Will you transcribe the entries that follow, exactly and in full?

Information provided:
________________________________________

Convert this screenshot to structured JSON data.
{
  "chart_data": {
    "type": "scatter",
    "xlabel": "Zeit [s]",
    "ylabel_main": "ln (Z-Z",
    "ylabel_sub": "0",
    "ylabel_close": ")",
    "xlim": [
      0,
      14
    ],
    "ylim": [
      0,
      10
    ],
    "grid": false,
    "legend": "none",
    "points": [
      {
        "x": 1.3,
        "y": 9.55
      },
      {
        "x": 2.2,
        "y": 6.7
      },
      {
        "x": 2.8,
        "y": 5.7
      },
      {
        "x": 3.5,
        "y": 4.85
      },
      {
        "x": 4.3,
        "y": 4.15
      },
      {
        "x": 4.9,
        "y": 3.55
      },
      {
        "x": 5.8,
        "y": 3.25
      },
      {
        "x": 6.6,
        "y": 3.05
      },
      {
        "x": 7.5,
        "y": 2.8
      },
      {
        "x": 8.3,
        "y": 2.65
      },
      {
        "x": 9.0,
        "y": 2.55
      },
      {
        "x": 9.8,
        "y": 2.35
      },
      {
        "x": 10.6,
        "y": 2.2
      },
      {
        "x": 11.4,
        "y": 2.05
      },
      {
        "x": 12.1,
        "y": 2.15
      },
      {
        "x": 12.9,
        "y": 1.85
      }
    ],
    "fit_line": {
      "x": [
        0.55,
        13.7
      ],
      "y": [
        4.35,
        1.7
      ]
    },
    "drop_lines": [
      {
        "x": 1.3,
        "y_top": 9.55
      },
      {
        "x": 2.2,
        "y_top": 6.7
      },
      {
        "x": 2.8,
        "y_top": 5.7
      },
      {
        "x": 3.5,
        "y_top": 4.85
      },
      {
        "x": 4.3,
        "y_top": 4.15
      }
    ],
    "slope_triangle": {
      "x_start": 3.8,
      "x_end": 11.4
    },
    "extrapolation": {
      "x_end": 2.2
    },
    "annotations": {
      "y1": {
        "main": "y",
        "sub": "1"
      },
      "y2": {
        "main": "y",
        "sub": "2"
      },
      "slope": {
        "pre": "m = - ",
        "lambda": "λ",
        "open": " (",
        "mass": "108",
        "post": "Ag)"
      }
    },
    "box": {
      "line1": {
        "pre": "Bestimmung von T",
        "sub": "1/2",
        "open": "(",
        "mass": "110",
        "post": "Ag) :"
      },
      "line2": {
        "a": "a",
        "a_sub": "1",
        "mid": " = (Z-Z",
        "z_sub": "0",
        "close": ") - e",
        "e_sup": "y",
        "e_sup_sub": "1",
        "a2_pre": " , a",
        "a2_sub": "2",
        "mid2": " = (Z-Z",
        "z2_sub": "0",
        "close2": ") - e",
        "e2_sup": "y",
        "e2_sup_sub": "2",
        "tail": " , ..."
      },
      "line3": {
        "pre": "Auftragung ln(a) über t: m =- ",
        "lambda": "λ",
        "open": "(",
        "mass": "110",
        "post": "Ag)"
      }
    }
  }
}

________________________________________

Solution for this task:
Convert this screenshot to structured JSON data.
{
  "chart_data": {
    "type": "scatter",
    "xlabel": "Zeit [s]",
    "ylabel_main": "ln (Z-Z",
    "ylabel_sub": "0",
    "ylabel_close": ")",
    "xlim": [
      0,
      14
    ],
    "ylim": [
      0,
      10
    ],
    "grid": false,
    "legend": "none",
    "points": [
      {
        "x": 1.3,
        "y": 9.55
      },
      {
        "x": 2.2,
        "y": 6.7
      },
      {
        "x": 2.8,
        "y": 5.7
      },
      {
        "x": 3.5,
        "y": 4.85
      },
      {
        "x": 4.3,
        "y": 4.15
      },
      {
        "x": 4.9,
        "y": 3.55
      },
      {
        "x": 5.8,
        "y": 3.25
      },
      {
        "x": 6.6,
        "y": 3.05
      },
      {
        "x": 7.5,
        "y": 2.8
      },
      {
        "x": 8.3,
        "y": 2.65
      },
      {
        "x": 9.0,
        "y": 2.55
      },
      {
        "x": 9.8,
        "y": 2.35
      },
      {
        "x": 10.6,
        "y": 2.2
      },
      {
        "x": 11.4,
        "y": 2.05
      },
      {
        "x": 12.1,
        "y": 2.15
      },
      {
        "x": 12.9,
        "y": 1.85
      }
    ],
    "fit_line": {
      "x": [
        0.55,
        13.7
      ],
      "y": [
        4.35,
        1.7
      ]
    },
    "drop_lines": [
      {
        "x": 1.3,
        "y_top": 9.55
      },
      {
        "x": 2.2,
        "y_top": 6.7
      },
      {
        "x": 2.8,
        "y_top": 5.7
      },
      {
        "x": 3.5,
        "y_top": 4.85
      },
      {
        "x": 4.3,
        "y_top": 4.15
      }
    ],
    "slope_triangle": {
      "x_start": 3.8,
      "x_end": 11.4
    },
    "extrapolation": {
      "x_end": 2.2
    },
    "annotations": {
      "y1": {
        "main": "y",
        "sub": "1"
      },
      "y2": {
        "main": "y",
        "sub": "2"
      },
      "slope": {
        "pre": "m = - ",
        "lambda": "λ",
        "open": " (",
        "mass": "108",
        "post": "Ag)"
      }
    },
    "box": {
      "line1": {
        "pre": "Bestimmung von T",
        "sub": "1/2",
        "open": "(",
        "mass": "110",
        "post": "Ag) :"
      },
      "line2": {
        "a": "a",
        "a_sub": "1",
        "mid": " = (Z-Z",
        "z_sub": "0",
        "close": ") - e",
        "e_sup": "y",
        "e_sup_sub": "1",
        "a2_pre": " , a",
        "a2_sub": "2",
        "mid2": " = (Z-Z",
        "z2_sub": "0",
        "close2": ") - e",
        "e2_sup": "y",
        "e2_sup_sub": "2",
        "tail": " , ..."
      },
      "line3": {
        "pre": "Auftragung ln(a) über t: m =- ",
        "lambda": "λ",
        "open": "(",
        "mass": "110",
        "post": "Ag)"
      }
    }
  }
}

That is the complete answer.